## [Aim of the exercise]
Of all the lines in the records, how many hold the word "text"? Answer with the number only.

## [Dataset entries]
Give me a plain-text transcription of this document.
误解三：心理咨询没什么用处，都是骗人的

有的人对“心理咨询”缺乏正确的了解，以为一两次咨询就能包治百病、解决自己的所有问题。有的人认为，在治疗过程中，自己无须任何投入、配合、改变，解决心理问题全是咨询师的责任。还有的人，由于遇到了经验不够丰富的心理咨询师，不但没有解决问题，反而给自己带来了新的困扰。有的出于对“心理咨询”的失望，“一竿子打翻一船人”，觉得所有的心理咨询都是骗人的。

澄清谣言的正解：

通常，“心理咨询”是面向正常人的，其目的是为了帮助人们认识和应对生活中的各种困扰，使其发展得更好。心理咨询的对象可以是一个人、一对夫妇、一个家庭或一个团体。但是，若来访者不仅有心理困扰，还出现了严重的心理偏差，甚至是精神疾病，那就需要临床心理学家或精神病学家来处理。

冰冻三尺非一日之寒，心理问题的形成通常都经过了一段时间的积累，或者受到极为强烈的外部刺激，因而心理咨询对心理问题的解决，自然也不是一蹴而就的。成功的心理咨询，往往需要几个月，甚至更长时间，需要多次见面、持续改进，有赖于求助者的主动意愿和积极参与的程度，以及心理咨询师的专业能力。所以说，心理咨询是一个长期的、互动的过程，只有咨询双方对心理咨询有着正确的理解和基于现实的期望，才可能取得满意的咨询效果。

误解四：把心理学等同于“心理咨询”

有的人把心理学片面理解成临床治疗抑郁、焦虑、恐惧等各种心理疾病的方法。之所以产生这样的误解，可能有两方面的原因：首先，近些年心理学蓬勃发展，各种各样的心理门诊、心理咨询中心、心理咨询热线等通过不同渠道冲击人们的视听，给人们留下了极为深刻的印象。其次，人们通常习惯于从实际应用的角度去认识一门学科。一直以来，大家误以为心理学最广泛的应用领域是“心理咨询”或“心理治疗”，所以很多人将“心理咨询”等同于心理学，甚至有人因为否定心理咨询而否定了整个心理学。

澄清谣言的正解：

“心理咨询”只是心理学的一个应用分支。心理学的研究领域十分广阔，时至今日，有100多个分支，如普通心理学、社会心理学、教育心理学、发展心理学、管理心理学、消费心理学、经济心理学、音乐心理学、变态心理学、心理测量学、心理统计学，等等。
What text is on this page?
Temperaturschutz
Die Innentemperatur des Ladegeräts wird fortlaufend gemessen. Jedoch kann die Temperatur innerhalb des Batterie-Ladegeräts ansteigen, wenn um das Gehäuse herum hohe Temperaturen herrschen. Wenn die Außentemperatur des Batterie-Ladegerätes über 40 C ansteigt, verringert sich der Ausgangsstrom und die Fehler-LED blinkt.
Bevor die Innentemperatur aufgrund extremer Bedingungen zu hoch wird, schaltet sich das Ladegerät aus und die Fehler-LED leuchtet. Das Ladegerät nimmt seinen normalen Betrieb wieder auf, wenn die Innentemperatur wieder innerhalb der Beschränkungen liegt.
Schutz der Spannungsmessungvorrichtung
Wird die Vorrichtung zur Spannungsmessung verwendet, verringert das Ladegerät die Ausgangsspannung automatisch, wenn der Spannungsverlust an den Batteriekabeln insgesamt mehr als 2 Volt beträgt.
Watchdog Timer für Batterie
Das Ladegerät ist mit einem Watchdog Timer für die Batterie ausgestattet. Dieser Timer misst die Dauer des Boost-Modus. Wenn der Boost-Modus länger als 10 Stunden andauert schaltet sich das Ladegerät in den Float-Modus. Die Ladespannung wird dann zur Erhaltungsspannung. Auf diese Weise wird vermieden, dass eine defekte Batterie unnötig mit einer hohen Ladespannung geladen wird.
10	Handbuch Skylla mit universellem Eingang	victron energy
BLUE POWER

## [Task response]
2